▼
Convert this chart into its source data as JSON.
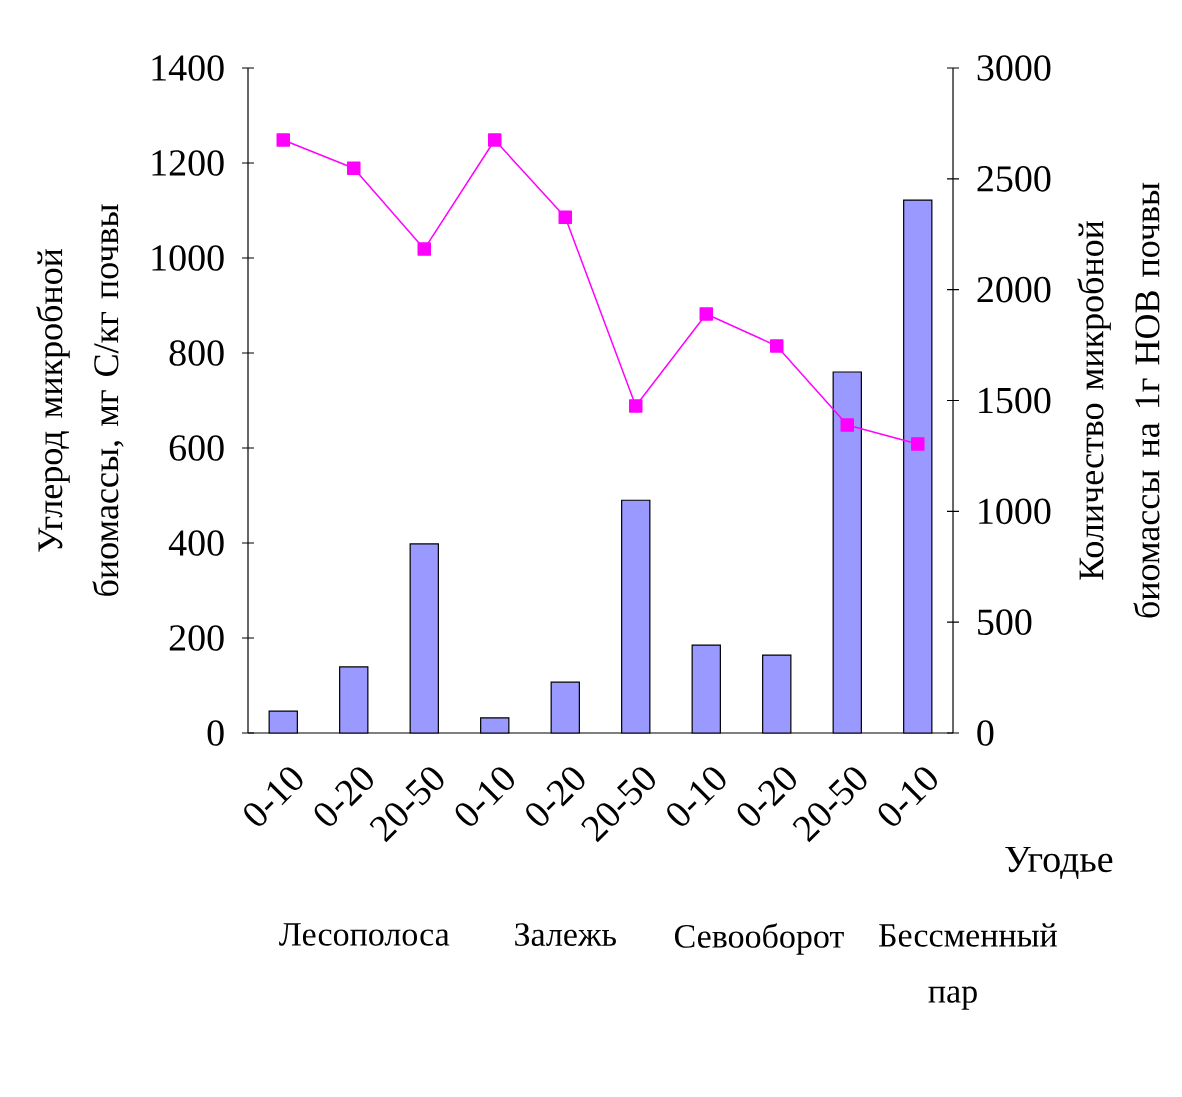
{
  "chart_data": {
    "type": "bar",
    "ylabel": "Углерод микробной биомассы, мг С/кг почвы",
    "y2label": "Количество микробной биомассы на 1г НОВ почвы",
    "xlabel": "Угодье",
    "categories": [
      "0-10",
      "0-20",
      "20-50",
      "0-10",
      "0-20",
      "20-50",
      "0-10",
      "0-20",
      "20-50",
      "0-10"
    ],
    "annotations": [
      "Лесополоса",
      "Залежь",
      "Севооборот",
      "Бессменный пар"
    ],
    "series": [
      {
        "color": "#9999ff",
        "values": [
          46,
          139,
          398,
          32,
          107,
          490,
          185,
          164,
          760,
          1122
        ]
      },
      {
        "type": "line",
        "axis": "y2",
        "color": "#ff00ff",
        "values": [
          2675,
          2548,
          2183,
          2675,
          2327,
          1475,
          1890,
          1746,
          1389,
          1304
        ]
      }
    ],
    "ylim": [
      0,
      1400
    ],
    "yticks": [
      0,
      200,
      400,
      600,
      800,
      1000,
      1200,
      1400
    ],
    "y2lim": [
      0,
      3000
    ],
    "y2ticks": [
      0,
      500,
      1000,
      1500,
      2000,
      2500,
      3000
    ],
    "marker": "square"
  }
}
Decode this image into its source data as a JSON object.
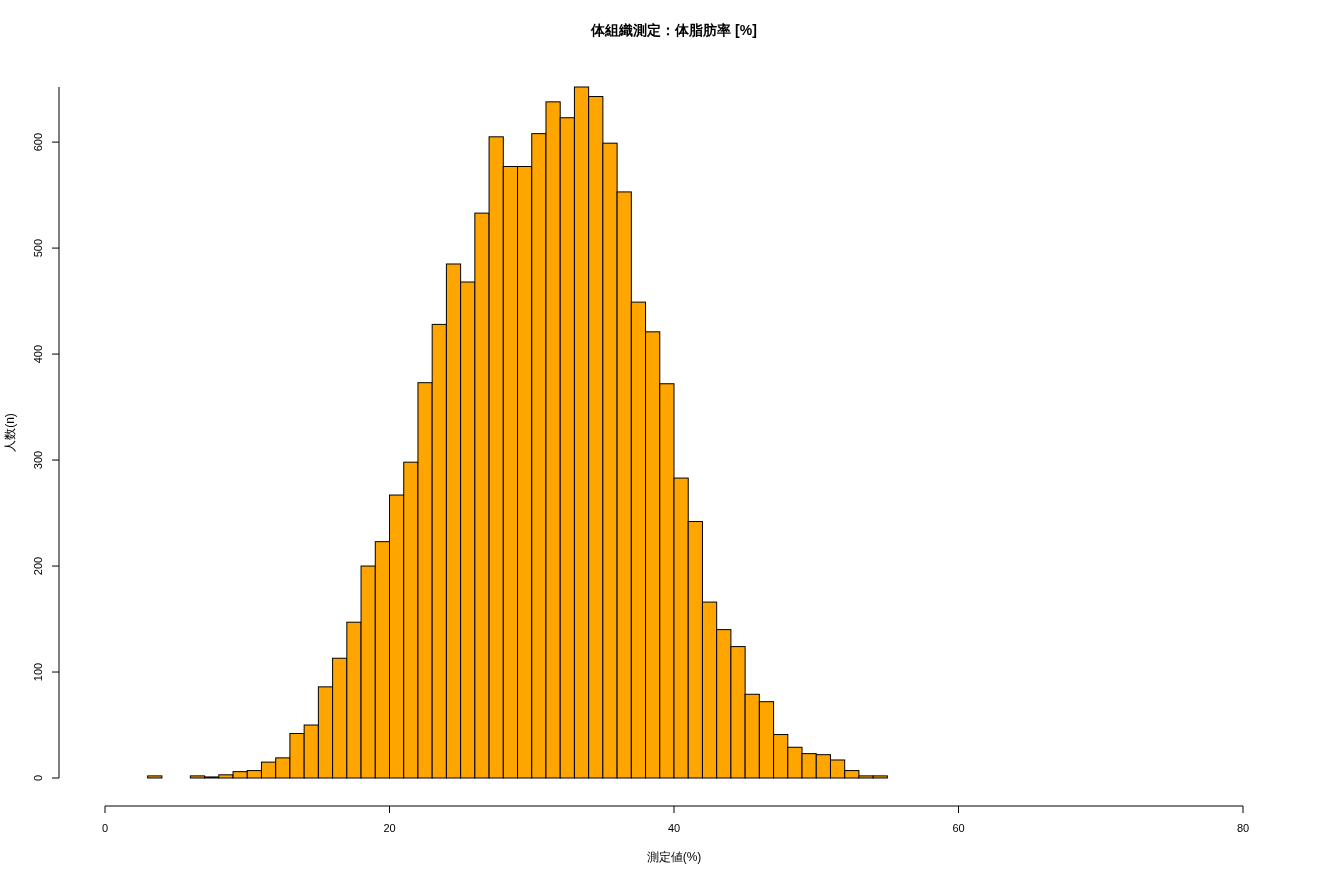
{
  "chart_data": {
    "type": "histogram",
    "title": "体組織測定：体脂肪率 [%]",
    "xlabel": "測定値(%)",
    "ylabel": "人数(n)",
    "bins": [
      3,
      4,
      5,
      6,
      7,
      8,
      9,
      10,
      11,
      12,
      13,
      14,
      15,
      16,
      17,
      18,
      19,
      20,
      21,
      22,
      23,
      24,
      25,
      26,
      27,
      28,
      29,
      30,
      31,
      32,
      33,
      34,
      35,
      36,
      37,
      38,
      39,
      40,
      41,
      42,
      43,
      44,
      45,
      46,
      47,
      48,
      49,
      50,
      51,
      52,
      53,
      54,
      55
    ],
    "values": [
      2,
      0,
      0,
      2,
      1,
      3,
      6,
      7,
      15,
      19,
      42,
      50,
      86,
      113,
      147,
      200,
      223,
      267,
      298,
      373,
      428,
      485,
      468,
      533,
      605,
      577,
      577,
      608,
      638,
      623,
      652,
      643,
      599,
      553,
      449,
      421,
      372,
      283,
      242,
      166,
      140,
      124,
      79,
      72,
      41,
      29,
      23,
      22,
      17,
      7,
      2,
      2
    ],
    "color": "#ffa500",
    "xlim": [
      0,
      80
    ],
    "ylim": [
      0,
      652
    ],
    "xticks": [
      0,
      20,
      40,
      60,
      80
    ],
    "yticks": [
      0,
      100,
      200,
      300,
      400,
      500,
      600
    ]
  }
}
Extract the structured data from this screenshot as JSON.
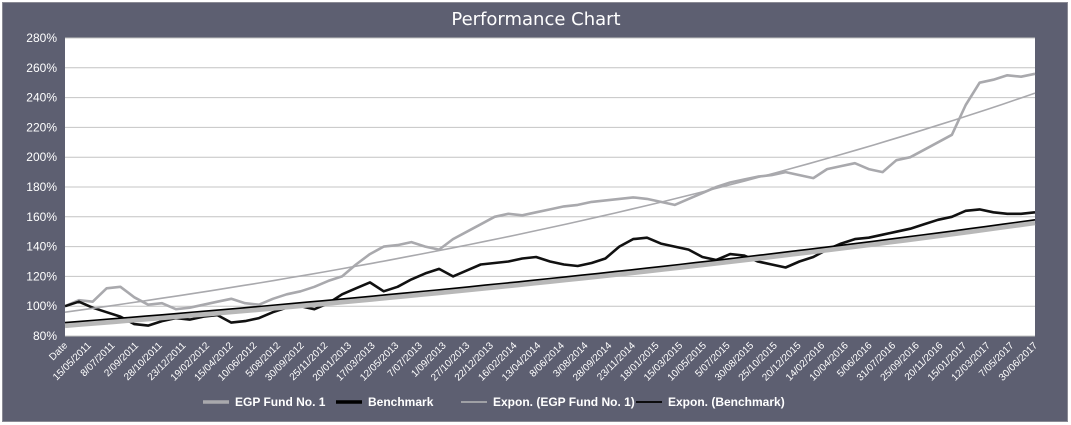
{
  "chart_data": {
    "type": "line",
    "title": "Performance Chart",
    "ylabel": "",
    "xlabel": "",
    "ylim": [
      80,
      280
    ],
    "y_ticks": [
      "80%",
      "100%",
      "120%",
      "140%",
      "160%",
      "180%",
      "200%",
      "220%",
      "240%",
      "260%",
      "280%"
    ],
    "x_tick_labels": [
      "Date",
      "15/05/2011",
      "8/07/2011",
      "2/09/2011",
      "28/10/2011",
      "23/12/2011",
      "19/02/2012",
      "15/04/2012",
      "10/06/2012",
      "5/08/2012",
      "30/09/2012",
      "25/11/2012",
      "20/01/2013",
      "17/03/2013",
      "12/05/2013",
      "7/07/2013",
      "1/09/2013",
      "27/10/2013",
      "22/12/2013",
      "16/02/2014",
      "13/04/2014",
      "8/06/2014",
      "3/08/2014",
      "28/09/2014",
      "23/11/2014",
      "18/01/2015",
      "15/03/2015",
      "10/05/2015",
      "5/07/2015",
      "30/08/2015",
      "25/10/2015",
      "20/12/2015",
      "14/02/2016",
      "10/04/2016",
      "5/06/2016",
      "31/07/2016",
      "25/09/2016",
      "20/11/2016",
      "15/01/2017",
      "12/03/2017",
      "7/05/2017",
      "30/06/2017"
    ],
    "grid": true,
    "legend_position": "bottom",
    "series": [
      {
        "name": "EGP Fund No. 1",
        "color": "#a9a9ad",
        "values": [
          100,
          104,
          103,
          112,
          113,
          106,
          101,
          102,
          98,
          99,
          101,
          103,
          105,
          102,
          101,
          105,
          108,
          110,
          113,
          117,
          120,
          128,
          135,
          140,
          141,
          143,
          140,
          138,
          145,
          150,
          155,
          160,
          162,
          161,
          163,
          165,
          167,
          168,
          170,
          171,
          172,
          173,
          172,
          170,
          168,
          172,
          176,
          180,
          183,
          185,
          187,
          188,
          190,
          188,
          186,
          192,
          194,
          196,
          192,
          190,
          198,
          200,
          205,
          210,
          215,
          235,
          250,
          252,
          255,
          254,
          256
        ]
      },
      {
        "name": "Benchmark",
        "color": "#111111",
        "values": [
          100,
          103,
          99,
          96,
          93,
          88,
          87,
          90,
          92,
          91,
          93,
          94,
          89,
          90,
          92,
          96,
          99,
          100,
          98,
          102,
          108,
          112,
          116,
          110,
          113,
          118,
          122,
          125,
          120,
          124,
          128,
          129,
          130,
          132,
          133,
          130,
          128,
          127,
          129,
          132,
          140,
          145,
          146,
          142,
          140,
          138,
          133,
          131,
          135,
          134,
          130,
          128,
          126,
          130,
          133,
          138,
          142,
          145,
          146,
          148,
          150,
          152,
          155,
          158,
          160,
          164,
          165,
          163,
          162,
          162,
          163
        ]
      },
      {
        "name": "Expon. (EGP Fund No. 1)",
        "color": "#a9a9ad",
        "trend": true,
        "start": 96,
        "end": 243
      },
      {
        "name": "Expon. (Benchmark)",
        "color": "#000000",
        "trend": true,
        "start": 89,
        "end": 158
      }
    ]
  }
}
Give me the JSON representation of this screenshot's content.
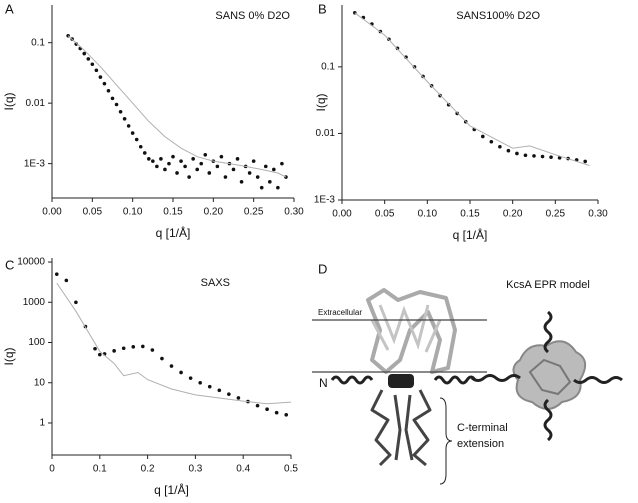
{
  "chart_data": [
    {
      "type": "scatter",
      "panel": "A",
      "annotation": "SANS 0% D2O",
      "xlabel": "q [1/Å]",
      "ylabel": "I(q)",
      "log_y": true,
      "xlim": [
        0,
        0.3
      ],
      "ylim": [
        0.00027,
        0.42
      ],
      "xticks": [
        {
          "value": 0,
          "label": "0.00"
        },
        0.05,
        {
          "value": 0.1,
          "label": "0.10"
        },
        0.15,
        {
          "value": 0.2,
          "label": "0.20"
        },
        0.25,
        {
          "value": 0.3,
          "label": "0.30"
        }
      ],
      "yticks": [
        {
          "value": 0.001,
          "label": "1E-3"
        },
        0.01,
        0.1
      ],
      "series": [
        {
          "style": "points",
          "color": "#111111",
          "x": [
            0.02,
            0.025,
            0.03,
            0.035,
            0.04,
            0.045,
            0.05,
            0.055,
            0.06,
            0.065,
            0.07,
            0.075,
            0.08,
            0.085,
            0.09,
            0.095,
            0.1,
            0.105,
            0.11,
            0.115,
            0.12,
            0.125,
            0.13,
            0.135,
            0.14,
            0.145,
            0.15,
            0.155,
            0.16,
            0.165,
            0.17,
            0.175,
            0.18,
            0.185,
            0.19,
            0.195,
            0.2,
            0.205,
            0.21,
            0.215,
            0.22,
            0.225,
            0.23,
            0.235,
            0.24,
            0.245,
            0.25,
            0.255,
            0.26,
            0.265,
            0.27,
            0.275,
            0.28,
            0.285,
            0.29
          ],
          "values": [
            0.13,
            0.115,
            0.095,
            0.08,
            0.066,
            0.054,
            0.044,
            0.035,
            0.027,
            0.021,
            0.016,
            0.012,
            0.0095,
            0.0072,
            0.0055,
            0.0042,
            0.0032,
            0.0025,
            0.0019,
            0.0015,
            0.0012,
            0.0011,
            0.0009,
            0.0012,
            0.0008,
            0.001,
            0.0013,
            0.0007,
            0.0011,
            0.0009,
            0.0006,
            0.0012,
            0.0008,
            0.001,
            0.0014,
            0.0007,
            0.0011,
            0.0009,
            0.0013,
            0.0006,
            0.001,
            0.0008,
            0.0012,
            0.0005,
            0.0009,
            0.0007,
            0.0011,
            0.0006,
            0.0004,
            0.0009,
            0.0005,
            0.0008,
            0.0004,
            0.001,
            0.0006
          ]
        },
        {
          "style": "line",
          "color": "#b0b0b0",
          "x": [
            0.02,
            0.04,
            0.06,
            0.08,
            0.1,
            0.12,
            0.14,
            0.16,
            0.18,
            0.2,
            0.22,
            0.24,
            0.26,
            0.28,
            0.29
          ],
          "values": [
            0.13,
            0.075,
            0.04,
            0.02,
            0.01,
            0.005,
            0.0028,
            0.0018,
            0.0013,
            0.0011,
            0.001,
            0.0009,
            0.0008,
            0.0007,
            0.0006
          ]
        }
      ]
    },
    {
      "type": "scatter",
      "panel": "B",
      "annotation": "SANS100% D2O",
      "xlabel": "q [1/Å]",
      "ylabel": "I(q)",
      "log_y": true,
      "xlim": [
        0,
        0.3
      ],
      "ylim": [
        0.001,
        0.85
      ],
      "xticks": [
        {
          "value": 0,
          "label": "0.00"
        },
        0.05,
        {
          "value": 0.1,
          "label": "0.10"
        },
        0.15,
        {
          "value": 0.2,
          "label": "0.20"
        },
        0.25,
        {
          "value": 0.3,
          "label": "0.30"
        }
      ],
      "yticks": [
        {
          "value": 0.001,
          "label": "1E-3"
        },
        0.01,
        0.1
      ],
      "series": [
        {
          "style": "points",
          "color": "#111111",
          "x": [
            0.015,
            0.025,
            0.035,
            0.045,
            0.055,
            0.065,
            0.075,
            0.085,
            0.095,
            0.105,
            0.115,
            0.125,
            0.135,
            0.145,
            0.155,
            0.165,
            0.175,
            0.185,
            0.195,
            0.205,
            0.215,
            0.225,
            0.235,
            0.245,
            0.255,
            0.265,
            0.275,
            0.285
          ],
          "values": [
            0.65,
            0.55,
            0.44,
            0.34,
            0.26,
            0.19,
            0.14,
            0.1,
            0.072,
            0.052,
            0.037,
            0.027,
            0.02,
            0.015,
            0.0115,
            0.009,
            0.0075,
            0.0063,
            0.0055,
            0.005,
            0.0047,
            0.0046,
            0.0045,
            0.0044,
            0.0043,
            0.0042,
            0.004,
            0.0038
          ]
        },
        {
          "style": "line",
          "color": "#b0b0b0",
          "x": [
            0.015,
            0.05,
            0.1,
            0.15,
            0.2,
            0.22,
            0.25,
            0.29
          ],
          "values": [
            0.65,
            0.3,
            0.06,
            0.013,
            0.006,
            0.0065,
            0.0048,
            0.0033
          ]
        }
      ]
    },
    {
      "type": "scatter",
      "panel": "C",
      "annotation": "SAXS",
      "xlabel": "q [1/Å]",
      "ylabel": "I(q)",
      "log_y": true,
      "xlim": [
        0,
        0.5
      ],
      "ylim": [
        0.16,
        12600
      ],
      "xticks": [
        0,
        0.1,
        0.2,
        0.3,
        0.4,
        0.5
      ],
      "yticks": [
        1,
        10,
        100,
        1000,
        10000
      ],
      "series": [
        {
          "style": "points",
          "color": "#111111",
          "x": [
            0.01,
            0.03,
            0.05,
            0.07,
            0.09,
            0.1,
            0.11,
            0.13,
            0.15,
            0.17,
            0.19,
            0.21,
            0.23,
            0.25,
            0.27,
            0.29,
            0.31,
            0.33,
            0.35,
            0.37,
            0.39,
            0.41,
            0.43,
            0.45,
            0.47,
            0.49
          ],
          "values": [
            5000,
            3500,
            1000,
            250,
            70,
            50,
            52,
            62,
            72,
            78,
            80,
            65,
            40,
            26,
            18,
            13,
            10,
            8,
            6.5,
            5.2,
            4.2,
            3.4,
            2.7,
            2.2,
            1.8,
            1.6
          ]
        },
        {
          "style": "line",
          "color": "#b0b0b0",
          "x": [
            0.01,
            0.05,
            0.1,
            0.13,
            0.15,
            0.18,
            0.2,
            0.25,
            0.3,
            0.4,
            0.45,
            0.5
          ],
          "values": [
            3000,
            600,
            60,
            30,
            15,
            18,
            12,
            7,
            5,
            3.5,
            3,
            3.3
          ]
        }
      ]
    }
  ],
  "diagram": {
    "panel": "D",
    "title": "KcsA EPR model",
    "membrane_label": "Extracellular",
    "terminus_label": "N",
    "annotation_lines": [
      "C-terminal",
      "extension"
    ]
  }
}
▲
Exercise =>
Determine the number of lines in the listing that contain the string "биомассы". Write that number and nothing else.

Answer for this exercise =>
2